Copy each entry as it stands, leaving nothing out.
==== RECORDS FOR THIS EXERCISE
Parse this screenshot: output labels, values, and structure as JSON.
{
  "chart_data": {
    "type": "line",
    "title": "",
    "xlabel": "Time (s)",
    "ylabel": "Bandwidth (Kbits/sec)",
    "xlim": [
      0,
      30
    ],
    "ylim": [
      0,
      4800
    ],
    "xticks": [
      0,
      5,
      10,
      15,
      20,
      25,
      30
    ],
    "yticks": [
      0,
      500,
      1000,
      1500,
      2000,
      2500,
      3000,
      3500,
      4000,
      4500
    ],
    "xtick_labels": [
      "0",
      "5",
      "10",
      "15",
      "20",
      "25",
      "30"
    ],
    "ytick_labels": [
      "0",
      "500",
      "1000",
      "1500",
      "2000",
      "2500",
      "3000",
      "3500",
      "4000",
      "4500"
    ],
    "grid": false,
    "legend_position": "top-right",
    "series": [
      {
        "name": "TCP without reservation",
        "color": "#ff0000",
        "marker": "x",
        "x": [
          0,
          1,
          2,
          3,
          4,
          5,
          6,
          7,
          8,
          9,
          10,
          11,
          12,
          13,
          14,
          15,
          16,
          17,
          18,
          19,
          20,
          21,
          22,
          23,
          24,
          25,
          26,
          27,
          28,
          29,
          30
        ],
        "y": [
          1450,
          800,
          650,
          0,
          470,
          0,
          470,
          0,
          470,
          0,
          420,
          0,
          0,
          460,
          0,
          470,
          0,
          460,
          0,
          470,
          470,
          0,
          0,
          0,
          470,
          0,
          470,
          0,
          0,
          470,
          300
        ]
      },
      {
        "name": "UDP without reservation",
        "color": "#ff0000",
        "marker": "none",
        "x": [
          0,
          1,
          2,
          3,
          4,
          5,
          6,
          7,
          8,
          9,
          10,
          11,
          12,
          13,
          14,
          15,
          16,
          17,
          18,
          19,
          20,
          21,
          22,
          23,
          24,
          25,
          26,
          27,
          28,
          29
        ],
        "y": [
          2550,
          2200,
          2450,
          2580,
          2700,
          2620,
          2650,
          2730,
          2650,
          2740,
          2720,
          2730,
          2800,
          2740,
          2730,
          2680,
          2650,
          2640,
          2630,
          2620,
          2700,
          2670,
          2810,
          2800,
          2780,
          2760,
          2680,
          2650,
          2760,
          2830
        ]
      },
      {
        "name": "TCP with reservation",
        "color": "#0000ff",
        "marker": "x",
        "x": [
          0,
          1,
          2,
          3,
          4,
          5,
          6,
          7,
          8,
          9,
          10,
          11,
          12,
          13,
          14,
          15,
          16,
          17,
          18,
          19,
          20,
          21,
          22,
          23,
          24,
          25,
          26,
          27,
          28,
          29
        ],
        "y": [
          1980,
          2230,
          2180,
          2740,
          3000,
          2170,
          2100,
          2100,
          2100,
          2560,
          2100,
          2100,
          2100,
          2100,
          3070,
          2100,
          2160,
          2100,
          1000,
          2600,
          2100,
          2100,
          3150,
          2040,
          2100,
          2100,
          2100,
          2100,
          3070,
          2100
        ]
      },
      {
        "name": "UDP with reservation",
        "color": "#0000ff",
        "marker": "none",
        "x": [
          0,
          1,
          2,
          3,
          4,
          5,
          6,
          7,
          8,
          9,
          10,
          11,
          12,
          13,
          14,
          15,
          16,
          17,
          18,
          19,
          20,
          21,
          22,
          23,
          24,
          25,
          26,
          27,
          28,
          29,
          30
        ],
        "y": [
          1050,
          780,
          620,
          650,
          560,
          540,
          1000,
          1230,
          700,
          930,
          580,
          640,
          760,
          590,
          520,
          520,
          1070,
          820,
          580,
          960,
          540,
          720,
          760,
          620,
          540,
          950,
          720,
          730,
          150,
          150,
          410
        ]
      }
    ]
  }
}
========
§ RESPONSE FOR THIS EXERCISE:
Parse this screenshot: output labels, values, and structure as JSON.
{
  "chart_data": {
    "type": "line",
    "title": "",
    "xlabel": "Time (s)",
    "ylabel": "Bandwidth (Kbits/sec)",
    "xlim": [
      0,
      30
    ],
    "ylim": [
      0,
      4800
    ],
    "xticks": [
      0,
      5,
      10,
      15,
      20,
      25,
      30
    ],
    "yticks": [
      0,
      500,
      1000,
      1500,
      2000,
      2500,
      3000,
      3500,
      4000,
      4500
    ],
    "xtick_labels": [
      "0",
      "5",
      "10",
      "15",
      "20",
      "25",
      "30"
    ],
    "ytick_labels": [
      "0",
      "500",
      "1000",
      "1500",
      "2000",
      "2500",
      "3000",
      "3500",
      "4000",
      "4500"
    ],
    "grid": false,
    "legend_position": "top-right",
    "series": [
      {
        "name": "TCP without reservation",
        "color": "#ff0000",
        "marker": "x",
        "x": [
          0,
          1,
          2,
          3,
          4,
          5,
          6,
          7,
          8,
          9,
          10,
          11,
          12,
          13,
          14,
          15,
          16,
          17,
          18,
          19,
          20,
          21,
          22,
          23,
          24,
          25,
          26,
          27,
          28,
          29,
          30
        ],
        "y": [
          1450,
          800,
          650,
          0,
          470,
          0,
          470,
          0,
          470,
          0,
          420,
          0,
          0,
          460,
          0,
          470,
          0,
          460,
          0,
          470,
          470,
          0,
          0,
          0,
          470,
          0,
          470,
          0,
          0,
          470,
          300
        ]
      },
      {
        "name": "UDP without reservation",
        "color": "#ff0000",
        "marker": "none",
        "x": [
          0,
          1,
          2,
          3,
          4,
          5,
          6,
          7,
          8,
          9,
          10,
          11,
          12,
          13,
          14,
          15,
          16,
          17,
          18,
          19,
          20,
          21,
          22,
          23,
          24,
          25,
          26,
          27,
          28,
          29
        ],
        "y": [
          2550,
          2200,
          2450,
          2580,
          2700,
          2620,
          2650,
          2730,
          2650,
          2740,
          2720,
          2730,
          2800,
          2740,
          2730,
          2680,
          2650,
          2640,
          2630,
          2620,
          2700,
          2670,
          2810,
          2800,
          2780,
          2760,
          2680,
          2650,
          2760,
          2830
        ]
      },
      {
        "name": "TCP with reservation",
        "color": "#0000ff",
        "marker": "x",
        "x": [
          0,
          1,
          2,
          3,
          4,
          5,
          6,
          7,
          8,
          9,
          10,
          11,
          12,
          13,
          14,
          15,
          16,
          17,
          18,
          19,
          20,
          21,
          22,
          23,
          24,
          25,
          26,
          27,
          28,
          29
        ],
        "y": [
          1980,
          2230,
          2180,
          2740,
          3000,
          2170,
          2100,
          2100,
          2100,
          2560,
          2100,
          2100,
          2100,
          2100,
          3070,
          2100,
          2160,
          2100,
          1000,
          2600,
          2100,
          2100,
          3150,
          2040,
          2100,
          2100,
          2100,
          2100,
          3070,
          2100
        ]
      },
      {
        "name": "UDP with reservation",
        "color": "#0000ff",
        "marker": "none",
        "x": [
          0,
          1,
          2,
          3,
          4,
          5,
          6,
          7,
          8,
          9,
          10,
          11,
          12,
          13,
          14,
          15,
          16,
          17,
          18,
          19,
          20,
          21,
          22,
          23,
          24,
          25,
          26,
          27,
          28,
          29,
          30
        ],
        "y": [
          1050,
          780,
          620,
          650,
          560,
          540,
          1000,
          1230,
          700,
          930,
          580,
          640,
          760,
          590,
          520,
          520,
          1070,
          820,
          580,
          960,
          540,
          720,
          760,
          620,
          540,
          950,
          720,
          730,
          150,
          150,
          410
        ]
      }
    ]
  }
}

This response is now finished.